Dataset records:
--------------------------------------------------

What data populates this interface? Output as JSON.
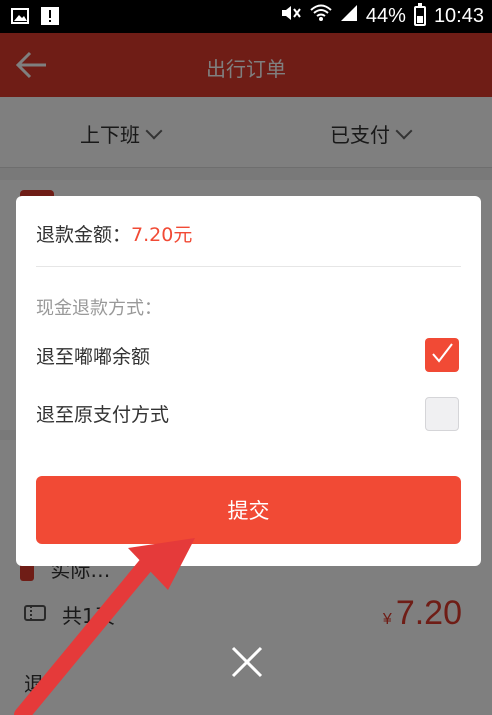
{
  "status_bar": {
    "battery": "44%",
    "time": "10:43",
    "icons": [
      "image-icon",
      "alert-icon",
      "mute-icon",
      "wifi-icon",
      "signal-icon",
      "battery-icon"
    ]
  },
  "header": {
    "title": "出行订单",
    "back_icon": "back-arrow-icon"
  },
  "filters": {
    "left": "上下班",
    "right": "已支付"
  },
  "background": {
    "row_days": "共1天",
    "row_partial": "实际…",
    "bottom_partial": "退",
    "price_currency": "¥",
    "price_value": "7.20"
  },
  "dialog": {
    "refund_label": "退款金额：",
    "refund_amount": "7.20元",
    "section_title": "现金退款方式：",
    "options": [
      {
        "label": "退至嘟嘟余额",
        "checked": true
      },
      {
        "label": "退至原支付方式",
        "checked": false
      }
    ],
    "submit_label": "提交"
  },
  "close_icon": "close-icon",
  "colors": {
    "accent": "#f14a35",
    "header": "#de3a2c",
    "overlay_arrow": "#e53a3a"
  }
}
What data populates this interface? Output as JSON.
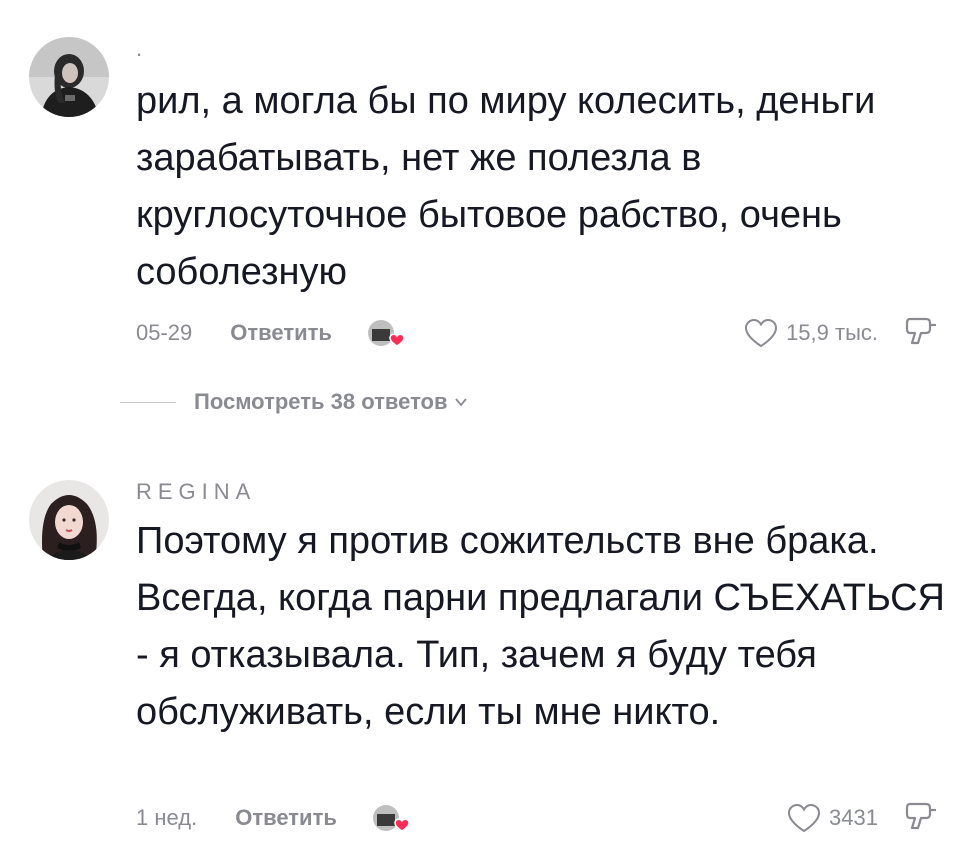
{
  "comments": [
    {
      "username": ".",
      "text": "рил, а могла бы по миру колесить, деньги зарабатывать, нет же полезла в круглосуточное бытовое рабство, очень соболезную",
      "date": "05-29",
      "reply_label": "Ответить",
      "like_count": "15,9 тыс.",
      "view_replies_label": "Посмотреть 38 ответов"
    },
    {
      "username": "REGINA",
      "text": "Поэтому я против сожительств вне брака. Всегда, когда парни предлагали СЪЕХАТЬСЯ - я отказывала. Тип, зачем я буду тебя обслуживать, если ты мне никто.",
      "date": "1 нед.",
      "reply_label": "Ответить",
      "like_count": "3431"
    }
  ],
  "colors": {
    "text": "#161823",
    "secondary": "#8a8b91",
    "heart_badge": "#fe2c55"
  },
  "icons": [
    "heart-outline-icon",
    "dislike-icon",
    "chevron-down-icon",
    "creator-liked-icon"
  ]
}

--------------------------------------------------

• AIM OF THE EXERCISE
Images in the data above are to be skipped. Retype all other material exactly.

• TASK RESULT
What data populates this interface? Output as JSON.
{
  "status_bar": {
    "battery": "44%",
    "time": "10:43",
    "icons": [
      "image-icon",
      "alert-icon",
      "mute-icon",
      "wifi-icon",
      "signal-icon",
      "battery-icon"
    ]
  },
  "header": {
    "title": "出行订单",
    "back_icon": "back-arrow-icon"
  },
  "filters": {
    "left": "上下班",
    "right": "已支付"
  },
  "background": {
    "row_days": "共1天",
    "row_partial": "实际…",
    "bottom_partial": "退",
    "price_currency": "¥",
    "price_value": "7.20"
  },
  "dialog": {
    "refund_label": "退款金额：",
    "refund_amount": "7.20元",
    "section_title": "现金退款方式：",
    "options": [
      {
        "label": "退至嘟嘟余额",
        "checked": true
      },
      {
        "label": "退至原支付方式",
        "checked": false
      }
    ],
    "submit_label": "提交"
  },
  "close_icon": "close-icon",
  "colors": {
    "accent": "#f14a35",
    "header": "#de3a2c",
    "overlay_arrow": "#e53a3a"
  }
}
What data populates this interface? Output as JSON.
{
  "comments": [
    {
      "username": ".",
      "text": "рил, а могла бы по миру колесить, деньги зарабатывать, нет же полезла в круглосуточное бытовое рабство, очень соболезную",
      "date": "05-29",
      "reply_label": "Ответить",
      "like_count": "15,9 тыс.",
      "view_replies_label": "Посмотреть 38 ответов"
    },
    {
      "username": "REGINA",
      "text": "Поэтому я против сожительств вне брака. Всегда, когда парни предлагали СЪЕХАТЬСЯ - я отказывала. Тип, зачем я буду тебя обслуживать, если ты мне никто.",
      "date": "1 нед.",
      "reply_label": "Ответить",
      "like_count": "3431"
    }
  ],
  "colors": {
    "text": "#161823",
    "secondary": "#8a8b91",
    "heart_badge": "#fe2c55"
  },
  "icons": [
    "heart-outline-icon",
    "dislike-icon",
    "chevron-down-icon",
    "creator-liked-icon"
  ]
}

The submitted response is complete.